What to produce.
Show every line where "Order" occurs.

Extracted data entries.
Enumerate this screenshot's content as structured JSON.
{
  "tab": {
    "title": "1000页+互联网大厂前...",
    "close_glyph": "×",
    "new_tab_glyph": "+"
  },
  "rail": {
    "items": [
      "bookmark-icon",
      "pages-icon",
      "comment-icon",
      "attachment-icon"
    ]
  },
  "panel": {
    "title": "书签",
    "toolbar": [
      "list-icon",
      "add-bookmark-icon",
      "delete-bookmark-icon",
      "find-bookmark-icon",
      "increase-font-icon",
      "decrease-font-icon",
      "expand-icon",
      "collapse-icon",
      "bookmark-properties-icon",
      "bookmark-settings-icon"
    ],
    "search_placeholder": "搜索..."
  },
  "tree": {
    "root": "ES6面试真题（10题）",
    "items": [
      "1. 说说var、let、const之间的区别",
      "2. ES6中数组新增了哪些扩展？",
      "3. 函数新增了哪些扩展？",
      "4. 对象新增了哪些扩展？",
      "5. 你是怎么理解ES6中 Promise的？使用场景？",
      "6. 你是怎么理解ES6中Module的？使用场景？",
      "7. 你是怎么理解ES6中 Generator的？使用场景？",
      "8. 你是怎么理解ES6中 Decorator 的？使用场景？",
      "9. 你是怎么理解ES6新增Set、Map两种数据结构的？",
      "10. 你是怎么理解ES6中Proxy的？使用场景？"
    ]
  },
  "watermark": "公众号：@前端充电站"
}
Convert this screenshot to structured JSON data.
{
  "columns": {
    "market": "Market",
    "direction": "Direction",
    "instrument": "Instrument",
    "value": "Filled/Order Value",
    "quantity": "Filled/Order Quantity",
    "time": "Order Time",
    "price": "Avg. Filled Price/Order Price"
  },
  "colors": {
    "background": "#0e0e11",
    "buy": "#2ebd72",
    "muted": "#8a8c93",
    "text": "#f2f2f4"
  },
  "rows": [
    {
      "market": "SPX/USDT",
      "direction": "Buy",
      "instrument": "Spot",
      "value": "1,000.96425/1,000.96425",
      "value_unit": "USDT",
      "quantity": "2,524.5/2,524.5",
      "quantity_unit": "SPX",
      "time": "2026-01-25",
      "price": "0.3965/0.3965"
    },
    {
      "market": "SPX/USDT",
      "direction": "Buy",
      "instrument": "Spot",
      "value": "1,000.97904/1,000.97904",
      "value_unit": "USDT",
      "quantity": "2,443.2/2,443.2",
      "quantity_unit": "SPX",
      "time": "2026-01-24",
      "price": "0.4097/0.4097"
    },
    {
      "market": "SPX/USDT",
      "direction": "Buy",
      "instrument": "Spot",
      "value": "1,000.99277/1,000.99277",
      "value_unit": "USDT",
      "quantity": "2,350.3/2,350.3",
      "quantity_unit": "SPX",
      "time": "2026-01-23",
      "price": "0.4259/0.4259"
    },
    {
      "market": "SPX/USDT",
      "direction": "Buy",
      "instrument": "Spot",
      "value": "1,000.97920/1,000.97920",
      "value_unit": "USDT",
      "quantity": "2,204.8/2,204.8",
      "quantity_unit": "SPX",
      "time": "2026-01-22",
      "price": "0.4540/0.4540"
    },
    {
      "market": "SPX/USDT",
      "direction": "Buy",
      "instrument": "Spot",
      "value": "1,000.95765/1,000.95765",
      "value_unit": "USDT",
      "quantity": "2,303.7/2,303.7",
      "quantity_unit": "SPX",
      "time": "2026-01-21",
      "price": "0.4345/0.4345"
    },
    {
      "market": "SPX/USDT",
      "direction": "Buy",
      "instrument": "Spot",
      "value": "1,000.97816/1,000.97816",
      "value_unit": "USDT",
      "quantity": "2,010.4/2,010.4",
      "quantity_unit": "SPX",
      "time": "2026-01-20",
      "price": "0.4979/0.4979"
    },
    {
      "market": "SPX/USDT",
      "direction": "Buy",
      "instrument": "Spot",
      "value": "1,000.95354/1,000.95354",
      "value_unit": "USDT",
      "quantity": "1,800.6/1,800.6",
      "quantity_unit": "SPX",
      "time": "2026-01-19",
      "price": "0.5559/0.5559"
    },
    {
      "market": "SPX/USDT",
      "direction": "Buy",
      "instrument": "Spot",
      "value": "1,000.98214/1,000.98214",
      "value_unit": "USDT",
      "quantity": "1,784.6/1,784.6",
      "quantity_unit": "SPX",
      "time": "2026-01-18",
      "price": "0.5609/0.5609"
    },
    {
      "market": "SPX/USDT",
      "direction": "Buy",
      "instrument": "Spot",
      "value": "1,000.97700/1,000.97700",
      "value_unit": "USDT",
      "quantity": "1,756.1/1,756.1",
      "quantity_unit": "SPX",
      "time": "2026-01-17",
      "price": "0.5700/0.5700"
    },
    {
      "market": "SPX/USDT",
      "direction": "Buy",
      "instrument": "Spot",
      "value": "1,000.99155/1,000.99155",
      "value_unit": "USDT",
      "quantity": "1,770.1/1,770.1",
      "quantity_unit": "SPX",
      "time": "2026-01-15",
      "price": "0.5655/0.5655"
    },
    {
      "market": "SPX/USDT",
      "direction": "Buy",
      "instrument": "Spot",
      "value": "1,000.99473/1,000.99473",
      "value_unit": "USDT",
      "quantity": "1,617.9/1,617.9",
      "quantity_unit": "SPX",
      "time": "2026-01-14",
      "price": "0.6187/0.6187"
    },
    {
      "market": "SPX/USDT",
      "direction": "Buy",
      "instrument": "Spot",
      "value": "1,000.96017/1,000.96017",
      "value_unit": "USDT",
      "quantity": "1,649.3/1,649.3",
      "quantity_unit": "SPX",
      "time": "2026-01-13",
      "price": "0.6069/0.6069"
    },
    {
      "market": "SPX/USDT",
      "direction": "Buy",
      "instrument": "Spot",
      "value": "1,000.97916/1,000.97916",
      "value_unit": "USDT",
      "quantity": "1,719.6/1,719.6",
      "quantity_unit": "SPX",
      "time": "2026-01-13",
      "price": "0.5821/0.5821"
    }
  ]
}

Answer to this exercise.
    "value": "Filled/Order Value",
    "quantity": "Filled/Order Quantity",
    "time": "Order Time",
    "price": "Avg. Filled Price/Order Price"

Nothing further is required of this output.